**TASK DETAILS:** Please write out the material below exactly as given.

--- Start of TASK INPUTS ---

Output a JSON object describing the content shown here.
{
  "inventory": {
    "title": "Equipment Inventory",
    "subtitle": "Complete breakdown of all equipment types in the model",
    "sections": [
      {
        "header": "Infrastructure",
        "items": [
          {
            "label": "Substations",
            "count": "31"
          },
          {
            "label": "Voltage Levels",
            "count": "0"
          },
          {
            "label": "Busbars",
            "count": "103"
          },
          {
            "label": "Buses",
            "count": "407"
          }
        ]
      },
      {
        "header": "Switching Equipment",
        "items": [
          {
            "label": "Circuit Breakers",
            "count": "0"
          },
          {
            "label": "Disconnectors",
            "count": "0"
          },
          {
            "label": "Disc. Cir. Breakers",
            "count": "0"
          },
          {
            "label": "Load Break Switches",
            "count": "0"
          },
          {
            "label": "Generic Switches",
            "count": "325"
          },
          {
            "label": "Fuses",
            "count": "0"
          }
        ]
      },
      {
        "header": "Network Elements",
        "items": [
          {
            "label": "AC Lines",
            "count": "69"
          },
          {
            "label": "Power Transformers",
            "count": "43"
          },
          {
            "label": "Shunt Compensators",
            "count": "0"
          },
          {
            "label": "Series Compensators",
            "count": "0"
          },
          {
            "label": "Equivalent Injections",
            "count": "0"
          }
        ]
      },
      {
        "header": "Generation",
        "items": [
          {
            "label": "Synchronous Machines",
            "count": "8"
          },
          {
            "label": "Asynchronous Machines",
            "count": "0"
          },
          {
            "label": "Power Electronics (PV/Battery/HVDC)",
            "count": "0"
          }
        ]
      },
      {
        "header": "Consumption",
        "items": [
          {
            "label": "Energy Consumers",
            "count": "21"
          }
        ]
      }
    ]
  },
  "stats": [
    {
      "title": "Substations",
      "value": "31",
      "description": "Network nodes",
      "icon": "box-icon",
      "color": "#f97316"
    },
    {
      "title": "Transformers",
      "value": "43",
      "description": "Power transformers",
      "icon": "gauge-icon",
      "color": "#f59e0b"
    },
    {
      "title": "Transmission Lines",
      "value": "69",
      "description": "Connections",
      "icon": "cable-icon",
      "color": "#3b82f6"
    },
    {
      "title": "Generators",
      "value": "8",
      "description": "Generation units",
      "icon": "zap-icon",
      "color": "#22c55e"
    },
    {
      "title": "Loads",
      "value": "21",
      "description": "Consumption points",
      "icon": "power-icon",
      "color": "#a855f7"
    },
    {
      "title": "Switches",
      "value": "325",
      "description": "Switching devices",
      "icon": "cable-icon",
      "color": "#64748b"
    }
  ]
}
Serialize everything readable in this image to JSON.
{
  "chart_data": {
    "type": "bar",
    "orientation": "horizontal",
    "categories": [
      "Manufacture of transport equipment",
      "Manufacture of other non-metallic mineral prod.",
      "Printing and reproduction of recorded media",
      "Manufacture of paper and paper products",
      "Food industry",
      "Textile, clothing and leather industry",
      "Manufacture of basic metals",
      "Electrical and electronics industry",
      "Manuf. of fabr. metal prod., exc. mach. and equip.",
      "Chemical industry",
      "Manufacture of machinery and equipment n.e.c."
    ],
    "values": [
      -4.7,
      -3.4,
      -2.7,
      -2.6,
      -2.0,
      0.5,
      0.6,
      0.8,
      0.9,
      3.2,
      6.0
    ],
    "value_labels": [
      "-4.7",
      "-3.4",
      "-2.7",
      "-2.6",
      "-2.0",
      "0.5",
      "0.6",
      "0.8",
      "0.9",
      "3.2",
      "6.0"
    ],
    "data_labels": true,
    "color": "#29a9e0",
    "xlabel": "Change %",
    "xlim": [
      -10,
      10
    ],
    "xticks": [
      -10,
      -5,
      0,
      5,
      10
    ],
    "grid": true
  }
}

--- End of TASK INPUTS ---

**RESULT OF THE TASK:**
Output a JSON object describing the content shown here.
{
  "inventory": {
    "title": "Equipment Inventory",
    "subtitle": "Complete breakdown of all equipment types in the model",
    "sections": [
      {
        "header": "Infrastructure",
        "items": [
          {
            "label": "Substations",
            "count": "31"
          },
          {
            "label": "Voltage Levels",
            "count": "0"
          },
          {
            "label": "Busbars",
            "count": "103"
          },
          {
            "label": "Buses",
            "count": "407"
          }
        ]
      },
      {
        "header": "Switching Equipment",
        "items": [
          {
            "label": "Circuit Breakers",
            "count": "0"
          },
          {
            "label": "Disconnectors",
            "count": "0"
          },
          {
            "label": "Disc. Cir. Breakers",
            "count": "0"
          },
          {
            "label": "Load Break Switches",
            "count": "0"
          },
          {
            "label": "Generic Switches",
            "count": "325"
          },
          {
            "label": "Fuses",
            "count": "0"
          }
        ]
      },
      {
        "header": "Network Elements",
        "items": [
          {
            "label": "AC Lines",
            "count": "69"
          },
          {
            "label": "Power Transformers",
            "count": "43"
          },
          {
            "label": "Shunt Compensators",
            "count": "0"
          },
          {
            "label": "Series Compensators",
            "count": "0"
          },
          {
            "label": "Equivalent Injections",
            "count": "0"
          }
        ]
      },
      {
        "header": "Generation",
        "items": [
          {
            "label": "Synchronous Machines",
            "count": "8"
          },
          {
            "label": "Asynchronous Machines",
            "count": "0"
          },
          {
            "label": "Power Electronics (PV/Battery/HVDC)",
            "count": "0"
          }
        ]
      },
      {
        "header": "Consumption",
        "items": [
          {
            "label": "Energy Consumers",
            "count": "21"
          }
        ]
      }
    ]
  },
  "stats": [
    {
      "title": "Substations",
      "value": "31",
      "description": "Network nodes",
      "icon": "box-icon",
      "color": "#f97316"
    },
    {
      "title": "Transformers",
      "value": "43",
      "description": "Power transformers",
      "icon": "gauge-icon",
      "color": "#f59e0b"
    },
    {
      "title": "Transmission Lines",
      "value": "69",
      "description": "Connections",
      "icon": "cable-icon",
      "color": "#3b82f6"
    },
    {
      "title": "Generators",
      "value": "8",
      "description": "Generation units",
      "icon": "zap-icon",
      "color": "#22c55e"
    },
    {
      "title": "Loads",
      "value": "21",
      "description": "Consumption points",
      "icon": "power-icon",
      "color": "#a855f7"
    },
    {
      "title": "Switches",
      "value": "325",
      "description": "Switching devices",
      "icon": "cable-icon",
      "color": "#64748b"
    }
  ]
}
Serialize everything readable in this image to JSON.
{
  "chart_data": {
    "type": "bar",
    "orientation": "horizontal",
    "categories": [
      "Manufacture of transport equipment",
      "Manufacture of other non-metallic mineral prod.",
      "Printing and reproduction of recorded media",
      "Manufacture of paper and paper products",
      "Food industry",
      "Textile, clothing and leather industry",
      "Manufacture of basic metals",
      "Electrical and electronics industry",
      "Manuf. of fabr. metal prod., exc. mach. and equip.",
      "Chemical industry",
      "Manufacture of machinery and equipment n.e.c."
    ],
    "values": [
      -4.7,
      -3.4,
      -2.7,
      -2.6,
      -2.0,
      0.5,
      0.6,
      0.8,
      0.9,
      3.2,
      6.0
    ],
    "value_labels": [
      "-4.7",
      "-3.4",
      "-2.7",
      "-2.6",
      "-2.0",
      "0.5",
      "0.6",
      "0.8",
      "0.9",
      "3.2",
      "6.0"
    ],
    "data_labels": true,
    "color": "#29a9e0",
    "xlabel": "Change %",
    "xlim": [
      -10,
      10
    ],
    "xticks": [
      -10,
      -5,
      0,
      5,
      10
    ],
    "grid": true
  }
}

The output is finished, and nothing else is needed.